§ Requirements: Answer with one number only: the number of lines that include the word "value".

(Stored records)
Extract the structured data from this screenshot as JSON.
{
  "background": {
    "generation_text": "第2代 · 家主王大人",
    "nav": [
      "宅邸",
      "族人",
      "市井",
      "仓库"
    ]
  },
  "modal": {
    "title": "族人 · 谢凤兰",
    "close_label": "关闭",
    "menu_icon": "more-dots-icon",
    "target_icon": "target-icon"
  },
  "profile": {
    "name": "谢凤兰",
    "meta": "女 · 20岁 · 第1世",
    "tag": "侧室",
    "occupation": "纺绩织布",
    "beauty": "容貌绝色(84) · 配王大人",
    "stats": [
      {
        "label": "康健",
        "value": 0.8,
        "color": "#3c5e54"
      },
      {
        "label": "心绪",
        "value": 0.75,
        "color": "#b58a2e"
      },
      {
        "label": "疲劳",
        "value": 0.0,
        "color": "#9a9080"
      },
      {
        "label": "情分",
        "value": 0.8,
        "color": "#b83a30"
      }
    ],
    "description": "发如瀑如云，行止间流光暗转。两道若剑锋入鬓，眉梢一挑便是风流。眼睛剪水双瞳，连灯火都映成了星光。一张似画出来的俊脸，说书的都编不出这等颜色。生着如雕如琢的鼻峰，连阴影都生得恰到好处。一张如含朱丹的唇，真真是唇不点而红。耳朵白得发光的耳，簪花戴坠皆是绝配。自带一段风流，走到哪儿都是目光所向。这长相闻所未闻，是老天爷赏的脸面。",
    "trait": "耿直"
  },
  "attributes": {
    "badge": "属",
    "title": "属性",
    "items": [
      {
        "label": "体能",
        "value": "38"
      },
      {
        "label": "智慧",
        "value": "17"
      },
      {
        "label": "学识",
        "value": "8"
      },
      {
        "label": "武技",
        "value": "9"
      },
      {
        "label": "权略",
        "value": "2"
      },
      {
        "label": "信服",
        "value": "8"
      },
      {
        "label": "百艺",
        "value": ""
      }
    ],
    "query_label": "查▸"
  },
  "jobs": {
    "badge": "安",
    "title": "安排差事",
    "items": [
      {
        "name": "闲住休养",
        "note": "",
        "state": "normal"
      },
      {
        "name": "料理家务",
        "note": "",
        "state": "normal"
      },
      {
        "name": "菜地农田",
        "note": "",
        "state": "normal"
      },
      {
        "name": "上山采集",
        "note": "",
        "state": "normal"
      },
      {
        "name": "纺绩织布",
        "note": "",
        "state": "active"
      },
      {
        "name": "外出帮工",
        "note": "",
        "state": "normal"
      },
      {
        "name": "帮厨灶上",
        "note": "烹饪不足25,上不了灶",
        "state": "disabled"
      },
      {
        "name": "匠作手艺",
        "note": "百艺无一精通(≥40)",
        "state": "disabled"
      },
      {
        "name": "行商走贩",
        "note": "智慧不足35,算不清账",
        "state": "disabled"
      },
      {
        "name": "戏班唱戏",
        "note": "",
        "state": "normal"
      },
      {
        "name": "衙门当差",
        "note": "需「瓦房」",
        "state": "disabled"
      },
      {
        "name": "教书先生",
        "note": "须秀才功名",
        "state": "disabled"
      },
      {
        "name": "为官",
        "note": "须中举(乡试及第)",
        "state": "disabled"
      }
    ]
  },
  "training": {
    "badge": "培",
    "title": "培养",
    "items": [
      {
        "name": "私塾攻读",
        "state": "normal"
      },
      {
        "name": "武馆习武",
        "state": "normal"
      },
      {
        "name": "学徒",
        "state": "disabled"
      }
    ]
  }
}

§ Reply: 11